(Data excerpts)
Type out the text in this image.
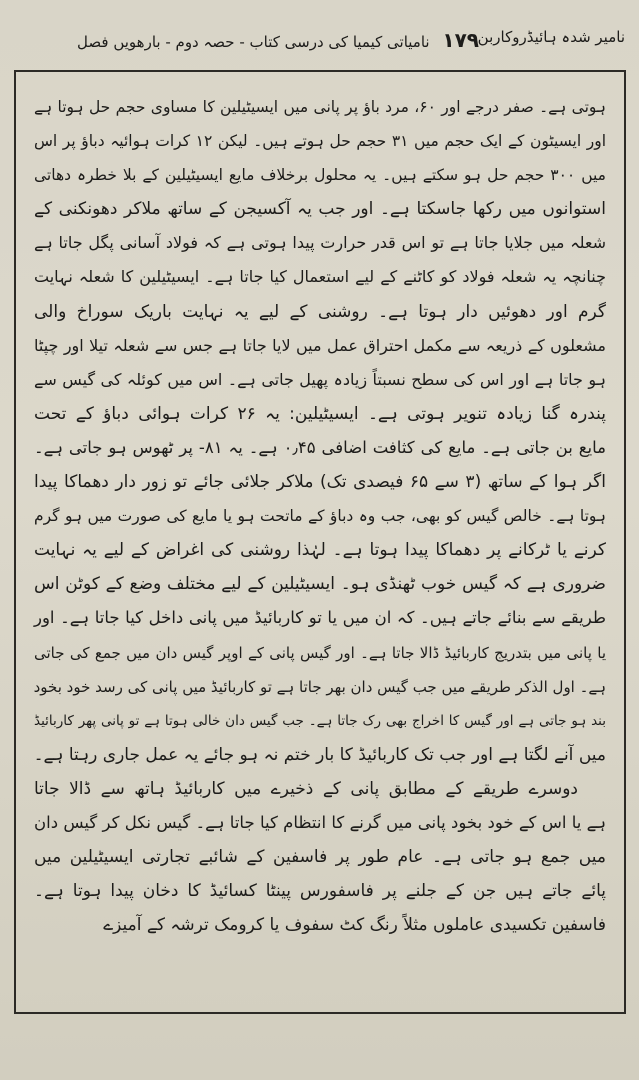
نامیر شدہ ہائیڈروکاربن
۱۷۹ نامیاتی کیمیا کی درسی کتاب - حصہ دوم - بارھویں فصل
ہوتی ہے۔ صفر درجے اور ۶۰، مرد باؤ پر پانی میں ایسیٹیلین کا مساوی حجم حل ہوتا ہے
اور ایسیٹون کے ایک حجم میں ۳۱ حجم حل ہوتے ہیں۔ لیکن ۱۲ کرات ہوائیہ دباؤ پر اس
میں ۳۰۰ حجم حل ہو سکتے ہیں۔ یہ محلول برخلاف مایع ایسیٹیلین کے بلا خطرہ دھاتی
استوانوں میں رکھا جاسکتا ہے۔ اور جب یہ آکسیجن کے ساتھ ملاکر دھونکنی کے
شعلہ میں جلایا جاتا ہے تو اس قدر حرارت پیدا ہوتی ہے کہ فولاد آسانی پگل جاتا ہے
چنانچہ یہ شعلہ فولاد کو کاٹنے کے لیے استعمال کیا جاتا ہے۔ ایسیٹیلین کا شعلہ نہایت
گرم اور دھوئیں دار ہوتا ہے۔ روشنی کے لیے یہ نہایت باریک سوراخ والی
مشعلوں کے ذریعہ سے مکمل احتراق عمل میں لایا جاتا ہے جس سے شعلہ تیلا اور چپٹا
ہو جاتا ہے اور اس کی سطح نسبتاً زیادہ پھیل جاتی ہے۔ اس میں کوئلہ کی گیس سے
پندرہ گنا زیادہ تنویر ہوتی ہے۔ ایسیٹیلین: یہ ۲۶ کرات ہوائی دباؤ کے تحت
مایع بن جاتی ہے۔ مایع کی کثافت اضافی ۰٫۴۵ ہے۔ یہ ۸۱- پر ٹھوس ہو جاتی ہے۔
اگر ہوا کے ساتھ (۳ سے ۶۵ فیصدی تک) ملاکر جلائی جائے تو زور دار دھماکا پیدا
ہوتا ہے۔ خالص گیس کو بھی، جب وہ دباؤ کے ماتحت ہو یا مایع کی صورت میں ہو گرم
کرنے یا ٹرکانے پر دھماکا پیدا ہوتا ہے۔ لہٰذا روشنی کی اغراض کے لیے یہ نہایت
ضروری ہے کہ گیس خوب ٹھنڈی ہو۔ ایسیٹیلین کے لیے مختلف وضع کے کوٹن اس
طریقے سے بنائے جاتے ہیں۔ کہ ان میں یا تو کاربائیڈ میں پانی داخل کیا جاتا ہے۔ اور
یا پانی میں بتدریج کاربائیڈ ڈالا جاتا ہے۔ اور گیس پانی کے اوپر گیس دان میں جمع کی جاتی
ہے۔ اول الذکر طریقے میں جب گیس دان بھر جاتا ہے تو کاربائیڈ میں پانی کی رسد خود بخود
بند ہو جاتی ہے اور گیس کا اخراج بھی رک جاتا ہے۔ جب گیس دان خالی ہوتا ہے تو پانی پھر کاربائیڈ
میں آنے لگتا ہے اور جب تک کاربائیڈ کا بار ختم نہ ہو جائے یہ عمل جاری رہتا ہے۔
دوسرے طریقے کے مطابق پانی کے ذخیرے میں کاربائیڈ ہاتھ سے ڈالا جاتا
ہے یا اس کے خود بخود پانی میں گرنے کا انتظام کیا جاتا ہے۔ گیس نکل کر گیس دان
میں جمع ہو جاتی ہے۔ عام طور پر فاسفین کے شائبے تجارتی ایسیٹیلین میں
پائے جاتے ہیں جن کے جلنے پر فاسفورس پینٹا کسائیڈ کا دخان پیدا ہوتا ہے۔
فاسفین تکسیدی عاملوں مثلاً رنگ کٹ سفوف یا کرومک ترشہ کے آمیزے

● GIVEN REQUEST
Extract the full listing exactly, with the pictures left out.

● RESULT OF THIS EXERCISE
Type out the text in this image.
نامیر شدہ ہائیڈروکاربن
۱۷۹ نامیاتی کیمیا کی درسی کتاب - حصہ دوم - بارھویں فصل
ہوتی ہے۔ صفر درجے اور ۶۰، مرد باؤ پر پانی میں ایسیٹیلین کا مساوی حجم حل ہوتا ہے
اور ایسیٹون کے ایک حجم میں ۳۱ حجم حل ہوتے ہیں۔ لیکن ۱۲ کرات ہوائیہ دباؤ پر اس
میں ۳۰۰ حجم حل ہو سکتے ہیں۔ یہ محلول برخلاف مایع ایسیٹیلین کے بلا خطرہ دھاتی
استوانوں میں رکھا جاسکتا ہے۔ اور جب یہ آکسیجن کے ساتھ ملاکر دھونکنی کے
شعلہ میں جلایا جاتا ہے تو اس قدر حرارت پیدا ہوتی ہے کہ فولاد آسانی پگل جاتا ہے
چنانچہ یہ شعلہ فولاد کو کاٹنے کے لیے استعمال کیا جاتا ہے۔ ایسیٹیلین کا شعلہ نہایت
گرم اور دھوئیں دار ہوتا ہے۔ روشنی کے لیے یہ نہایت باریک سوراخ والی
مشعلوں کے ذریعہ سے مکمل احتراق عمل میں لایا جاتا ہے جس سے شعلہ تیلا اور چپٹا
ہو جاتا ہے اور اس کی سطح نسبتاً زیادہ پھیل جاتی ہے۔ اس میں کوئلہ کی گیس سے
پندرہ گنا زیادہ تنویر ہوتی ہے۔ ایسیٹیلین: یہ ۲۶ کرات ہوائی دباؤ کے تحت
مایع بن جاتی ہے۔ مایع کی کثافت اضافی ۰٫۴۵ ہے۔ یہ ۸۱- پر ٹھوس ہو جاتی ہے۔
اگر ہوا کے ساتھ (۳ سے ۶۵ فیصدی تک) ملاکر جلائی جائے تو زور دار دھماکا پیدا
ہوتا ہے۔ خالص گیس کو بھی، جب وہ دباؤ کے ماتحت ہو یا مایع کی صورت میں ہو گرم
کرنے یا ٹرکانے پر دھماکا پیدا ہوتا ہے۔ لہٰذا روشنی کی اغراض کے لیے یہ نہایت
ضروری ہے کہ گیس خوب ٹھنڈی ہو۔ ایسیٹیلین کے لیے مختلف وضع کے کوٹن اس
طریقے سے بنائے جاتے ہیں۔ کہ ان میں یا تو کاربائیڈ میں پانی داخل کیا جاتا ہے۔ اور
یا پانی میں بتدریج کاربائیڈ ڈالا جاتا ہے۔ اور گیس پانی کے اوپر گیس دان میں جمع کی جاتی
ہے۔ اول الذکر طریقے میں جب گیس دان بھر جاتا ہے تو کاربائیڈ میں پانی کی رسد خود بخود
بند ہو جاتی ہے اور گیس کا اخراج بھی رک جاتا ہے۔ جب گیس دان خالی ہوتا ہے تو پانی پھر کاربائیڈ
میں آنے لگتا ہے اور جب تک کاربائیڈ کا بار ختم نہ ہو جائے یہ عمل جاری رہتا ہے۔
دوسرے طریقے کے مطابق پانی کے ذخیرے میں کاربائیڈ ہاتھ سے ڈالا جاتا
ہے یا اس کے خود بخود پانی میں گرنے کا انتظام کیا جاتا ہے۔ گیس نکل کر گیس دان
میں جمع ہو جاتی ہے۔ عام طور پر فاسفین کے شائبے تجارتی ایسیٹیلین میں
پائے جاتے ہیں جن کے جلنے پر فاسفورس پینٹا کسائیڈ کا دخان پیدا ہوتا ہے۔
فاسفین تکسیدی عاملوں مثلاً رنگ کٹ سفوف یا کرومک ترشہ کے آمیزے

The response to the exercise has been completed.